Instruction » Please rewrite the data below, changing every "y-axis-label-left" to "left-axis-label" and leaving everything else unchanged.

Given records »
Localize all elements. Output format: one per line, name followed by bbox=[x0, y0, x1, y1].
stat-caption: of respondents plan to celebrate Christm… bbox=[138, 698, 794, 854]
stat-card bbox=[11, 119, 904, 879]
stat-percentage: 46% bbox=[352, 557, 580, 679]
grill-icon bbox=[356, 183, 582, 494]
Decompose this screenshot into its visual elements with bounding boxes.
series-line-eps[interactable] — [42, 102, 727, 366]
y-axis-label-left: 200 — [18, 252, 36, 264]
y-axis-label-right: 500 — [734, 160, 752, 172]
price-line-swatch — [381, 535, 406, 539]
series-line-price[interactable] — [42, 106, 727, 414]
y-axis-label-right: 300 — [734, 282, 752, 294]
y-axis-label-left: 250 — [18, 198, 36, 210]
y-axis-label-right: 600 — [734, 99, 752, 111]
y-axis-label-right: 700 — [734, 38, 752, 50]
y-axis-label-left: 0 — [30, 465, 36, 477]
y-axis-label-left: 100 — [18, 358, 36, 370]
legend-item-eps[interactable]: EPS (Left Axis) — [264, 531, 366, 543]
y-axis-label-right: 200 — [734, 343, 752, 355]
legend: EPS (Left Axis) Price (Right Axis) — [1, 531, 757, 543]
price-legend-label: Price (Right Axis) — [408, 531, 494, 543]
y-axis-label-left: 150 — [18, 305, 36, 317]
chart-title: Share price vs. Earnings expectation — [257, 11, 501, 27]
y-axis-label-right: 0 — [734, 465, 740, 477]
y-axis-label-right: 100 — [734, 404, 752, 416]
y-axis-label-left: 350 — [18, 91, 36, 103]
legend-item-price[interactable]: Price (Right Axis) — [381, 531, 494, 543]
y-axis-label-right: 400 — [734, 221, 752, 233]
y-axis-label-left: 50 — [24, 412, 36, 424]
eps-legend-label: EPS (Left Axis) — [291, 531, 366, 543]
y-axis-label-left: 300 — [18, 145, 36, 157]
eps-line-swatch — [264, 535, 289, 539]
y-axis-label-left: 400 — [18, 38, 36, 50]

Written answer »
Localize all elements. Output format: one per line, name followed by bbox=[x0, y0, x1, y1].
stat-caption: of respondents plan to celebrate Christm… bbox=[138, 698, 794, 854]
stat-card bbox=[11, 119, 904, 879]
stat-percentage: 46% bbox=[352, 557, 580, 679]
grill-icon bbox=[356, 183, 582, 494]
Decompose this screenshot into its visual elements with bounding boxes.
series-line-eps[interactable] — [42, 102, 727, 366]
left-axis-label: 200 — [18, 252, 36, 264]
y-axis-label-right: 500 — [734, 160, 752, 172]
price-line-swatch — [381, 535, 406, 539]
series-line-price[interactable] — [42, 106, 727, 414]
y-axis-label-right: 300 — [734, 282, 752, 294]
left-axis-label: 250 — [18, 198, 36, 210]
y-axis-label-right: 600 — [734, 99, 752, 111]
y-axis-label-right: 700 — [734, 38, 752, 50]
left-axis-label: 0 — [30, 465, 36, 477]
left-axis-label: 100 — [18, 358, 36, 370]
legend-item-eps[interactable]: EPS (Left Axis) — [264, 531, 366, 543]
y-axis-label-right: 200 — [734, 343, 752, 355]
legend: EPS (Left Axis) Price (Right Axis) — [1, 531, 757, 543]
price-legend-label: Price (Right Axis) — [408, 531, 494, 543]
left-axis-label: 150 — [18, 305, 36, 317]
chart-title: Share price vs. Earnings expectation — [257, 11, 501, 27]
y-axis-label-right: 0 — [734, 465, 740, 477]
y-axis-label-right: 100 — [734, 404, 752, 416]
left-axis-label: 350 — [18, 91, 36, 103]
legend-item-price[interactable]: Price (Right Axis) — [381, 531, 494, 543]
y-axis-label-right: 400 — [734, 221, 752, 233]
left-axis-label: 50 — [24, 412, 36, 424]
eps-legend-label: EPS (Left Axis) — [291, 531, 366, 543]
left-axis-label: 300 — [18, 145, 36, 157]
eps-line-swatch — [264, 535, 289, 539]
left-axis-label: 400 — [18, 38, 36, 50]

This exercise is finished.